# [Written request]
Repeat the listing exactly as given, omitting every image.

================================

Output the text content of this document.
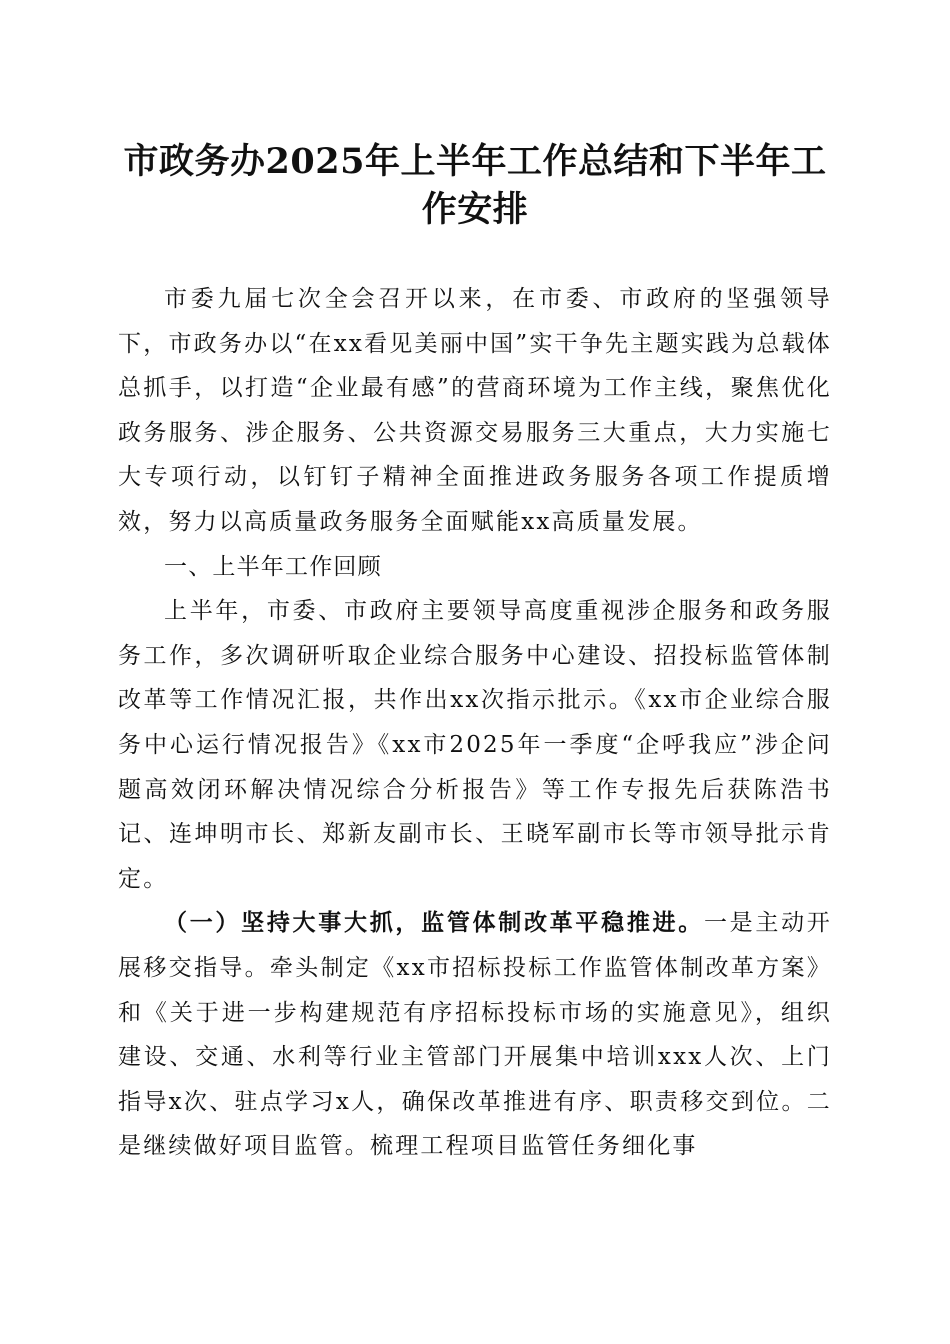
市政务办2025年上半年工作总结和下半年工作安排

市委九届七次全会召开以来，在市委、市政府的坚强领导下，市政务办以“在xx看见美丽中国”实干争先主题实践为总载体总抓手，以打造“企业最有感”的营商环境为工作主线，聚焦优化政务服务、涉企服务、公共资源交易服务三大重点，大力实施七大专项行动，以钉钉子精神全面推进政务服务各项工作提质增效，努力以高质量政务服务全面赋能xx高质量发展。

一、上半年工作回顾

上半年，市委、市政府主要领导高度重视涉企服务和政务服务工作，多次调研听取企业综合服务中心建设、招投标监管体制改革等工作情况汇报，共作出xx次指示批示。《xx市企业综合服务中心运行情况报告》《xx市2025年一季度“企呼我应”涉企问题高效闭环解决情况综合分析报告》等工作专报先后获陈浩书记、连坤明市长、郑新友副市长、王晓军副市长等市领导批示肯定。

（一）坚持大事大抓，监管体制改革平稳推进。一是主动开展移交指导。牵头制定《xx市招标投标工作监管体制改革方案》和《关于进一步构建规范有序招标投标市场的实施意见》，组织建设、交通、水利等行业主管部门开展集中培训xxx人次、上门指导x次、驻点学习x人，确保改革推进有序、职责移交到位。二是继续做好项目监管。梳理工程项目监管任务细化事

================================

# [Answer in full]
Output the text content of this document.
市政务办2025年上半年工作总结和下半年工作安排

市委九届七次全会召开以来，在市委、市政府的坚强领导下，市政务办以“在xx看见美丽中国”实干争先主题实践为总载体总抓手，以打造“企业最有感”的营商环境为工作主线，聚焦优化政务服务、涉企服务、公共资源交易服务三大重点，大力实施七大专项行动，以钉钉子精神全面推进政务服务各项工作提质增效，努力以高质量政务服务全面赋能xx高质量发展。

一、上半年工作回顾

上半年，市委、市政府主要领导高度重视涉企服务和政务服务工作，多次调研听取企业综合服务中心建设、招投标监管体制改革等工作情况汇报，共作出xx次指示批示。《xx市企业综合服务中心运行情况报告》《xx市2025年一季度“企呼我应”涉企问题高效闭环解决情况综合分析报告》等工作专报先后获陈浩书记、连坤明市长、郑新友副市长、王晓军副市长等市领导批示肯定。

（一）坚持大事大抓，监管体制改革平稳推进。一是主动开展移交指导。牵头制定《xx市招标投标工作监管体制改革方案》和《关于进一步构建规范有序招标投标市场的实施意见》，组织建设、交通、水利等行业主管部门开展集中培训xxx人次、上门指导x次、驻点学习x人，确保改革推进有序、职责移交到位。二是继续做好项目监管。梳理工程项目监管任务细化事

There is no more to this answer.